Exercise:
Omit images. Retype all entries verbatim.

[START Records for the exercise]

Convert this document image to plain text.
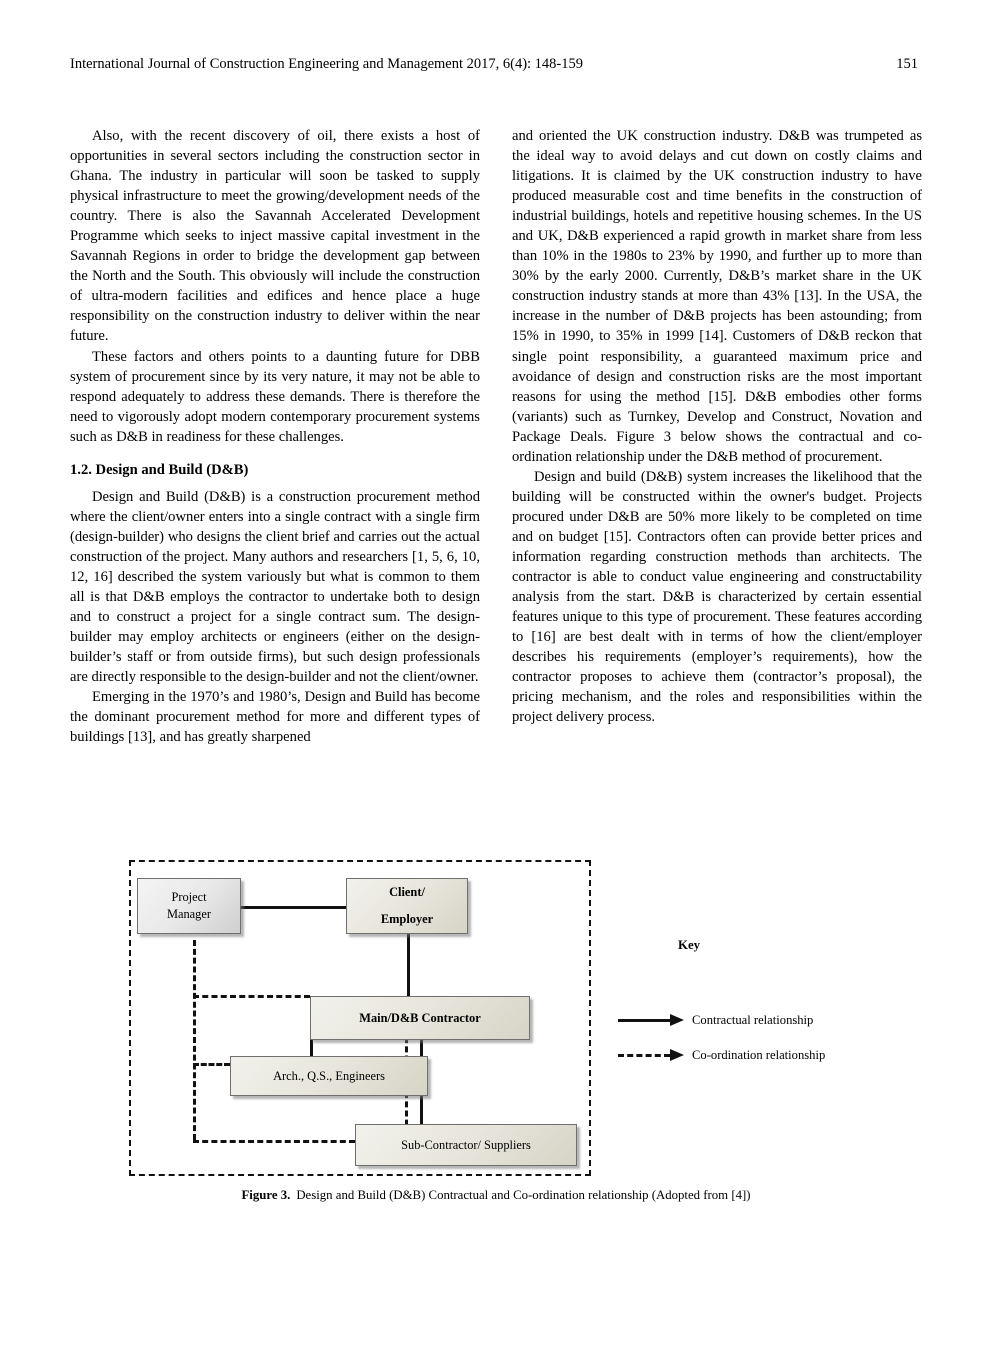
International Journal of Construction Engineering and Management 2017, 6(4): 148-159	151

Also, with the recent discovery of oil, there exists a host of opportunities in several sectors including the construction sector in Ghana. The industry in particular will soon be tasked to supply physical infrastructure to meet the growing/development needs of the country. There is also the Savannah Accelerated Development Programme which seeks to inject massive capital investment in the Savannah Regions in order to bridge the development gap between the North and the South. This obviously will include the construction of ultra-modern facilities and edifices and hence place a huge responsibility on the construction industry to deliver within the near future.

These factors and others points to a daunting future for DBB system of procurement since by its very nature, it may not be able to respond adequately to address these demands. There is therefore the need to vigorously adopt modern contemporary procurement systems such as D&B in readiness for these challenges.

1.2. Design and Build (D&B)

Design and Build (D&B) is a construction procurement method where the client/owner enters into a single contract with a single firm (design-builder) who designs the client brief and carries out the actual construction of the project. Many authors and researchers [1, 5, 6, 10, 12, 16] described the system variously but what is common to them all is that D&B employs the contractor to undertake both to design and to construct a project for a single contract sum. The design-builder may employ architects or engineers (either on the design-builder’s staff or from outside firms), but such design professionals are directly responsible to the design-builder and not the client/owner.

Emerging in the 1970’s and 1980’s, Design and Build has become the dominant procurement method for more and different types of buildings [13], and has greatly sharpened

and oriented the UK construction industry. D&B was trumpeted as the ideal way to avoid delays and cut down on costly claims and litigations. It is claimed by the UK construction industry to have produced measurable cost and time benefits in the construction of industrial buildings, hotels and repetitive housing schemes. In the US and UK, D&B experienced a rapid growth in market share from less than 10% in the 1980s to 23% by 1990, and further up to more than 30% by the early 2000. Currently, D&B’s market share in the UK construction industry stands at more than 43% [13]. In the USA, the increase in the number of D&B projects has been astounding; from 15% in 1990, to 35% in 1999 [14]. Customers of D&B reckon that single point responsibility, a guaranteed maximum price and avoidance of design and construction risks are the most important reasons for using the method [15]. D&B embodies other forms (variants) such as Turnkey, Develop and Construct, Novation and Package Deals. Figure 3 below shows the contractual and co-ordination relationship under the D&B method of procurement.

Design and build (D&B) system increases the likelihood that the building will be constructed within the owner's budget. Projects procured under D&B are 50% more likely to be completed on time and on budget [15]. Contractors often can provide better prices and information regarding construction methods than architects. The contractor is able to conduct value engineering and constructability analysis from the start. D&B is characterized by certain essential features unique to this type of procurement. These features according to [16] are best dealt with in terms of how the client/employer describes his requirements (employer’s requirements), how the contractor proposes to achieve them (contractor’s proposal), the pricing mechanism, and the roles and responsibilities within the project delivery process.

Project
Manager
Client/
Employer
Main/D&B Contractor
Arch., Q.S., Engineers
Sub-Contractor/ Suppliers
Key
Contractual relationship
Co-ordination relationship
Figure 3. Design and Build (D&B) Contractual and Co-ordination relationship (Adopted from [4])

[END Records for the exercise]

Solution:
Convert this document image to plain text.
International Journal of Construction Engineering and Management 2017, 6(4): 148-159	151

Also, with the recent discovery of oil, there exists a host of opportunities in several sectors including the construction sector in Ghana. The industry in particular will soon be tasked to supply physical infrastructure to meet the growing/development needs of the country. There is also the Savannah Accelerated Development Programme which seeks to inject massive capital investment in the Savannah Regions in order to bridge the development gap between the North and the South. This obviously will include the construction of ultra-modern facilities and edifices and hence place a huge responsibility on the construction industry to deliver within the near future.

These factors and others points to a daunting future for DBB system of procurement since by its very nature, it may not be able to respond adequately to address these demands. There is therefore the need to vigorously adopt modern contemporary procurement systems such as D&B in readiness for these challenges.

1.2. Design and Build (D&B)

Design and Build (D&B) is a construction procurement method where the client/owner enters into a single contract with a single firm (design-builder) who designs the client brief and carries out the actual construction of the project. Many authors and researchers [1, 5, 6, 10, 12, 16] described the system variously but what is common to them all is that D&B employs the contractor to undertake both to design and to construct a project for a single contract sum. The design-builder may employ architects or engineers (either on the design-builder’s staff or from outside firms), but such design professionals are directly responsible to the design-builder and not the client/owner.

Emerging in the 1970’s and 1980’s, Design and Build has become the dominant procurement method for more and different types of buildings [13], and has greatly sharpened

and oriented the UK construction industry. D&B was trumpeted as the ideal way to avoid delays and cut down on costly claims and litigations. It is claimed by the UK construction industry to have produced measurable cost and time benefits in the construction of industrial buildings, hotels and repetitive housing schemes. In the US and UK, D&B experienced a rapid growth in market share from less than 10% in the 1980s to 23% by 1990, and further up to more than 30% by the early 2000. Currently, D&B’s market share in the UK construction industry stands at more than 43% [13]. In the USA, the increase in the number of D&B projects has been astounding; from 15% in 1990, to 35% in 1999 [14]. Customers of D&B reckon that single point responsibility, a guaranteed maximum price and avoidance of design and construction risks are the most important reasons for using the method [15]. D&B embodies other forms (variants) such as Turnkey, Develop and Construct, Novation and Package Deals. Figure 3 below shows the contractual and co-ordination relationship under the D&B method of procurement.

Design and build (D&B) system increases the likelihood that the building will be constructed within the owner's budget. Projects procured under D&B are 50% more likely to be completed on time and on budget [15]. Contractors often can provide better prices and information regarding construction methods than architects. The contractor is able to conduct value engineering and constructability analysis from the start. D&B is characterized by certain essential features unique to this type of procurement. These features according to [16] are best dealt with in terms of how the client/employer describes his requirements (employer’s requirements), how the contractor proposes to achieve them (contractor’s proposal), the pricing mechanism, and the roles and responsibilities within the project delivery process.

Project
Manager
Client/
Employer
Main/D&B Contractor
Arch., Q.S., Engineers
Sub-Contractor/ Suppliers
Key
Contractual relationship
Co-ordination relationship
Figure 3. Design and Build (D&B) Contractual and Co-ordination relationship (Adopted from [4])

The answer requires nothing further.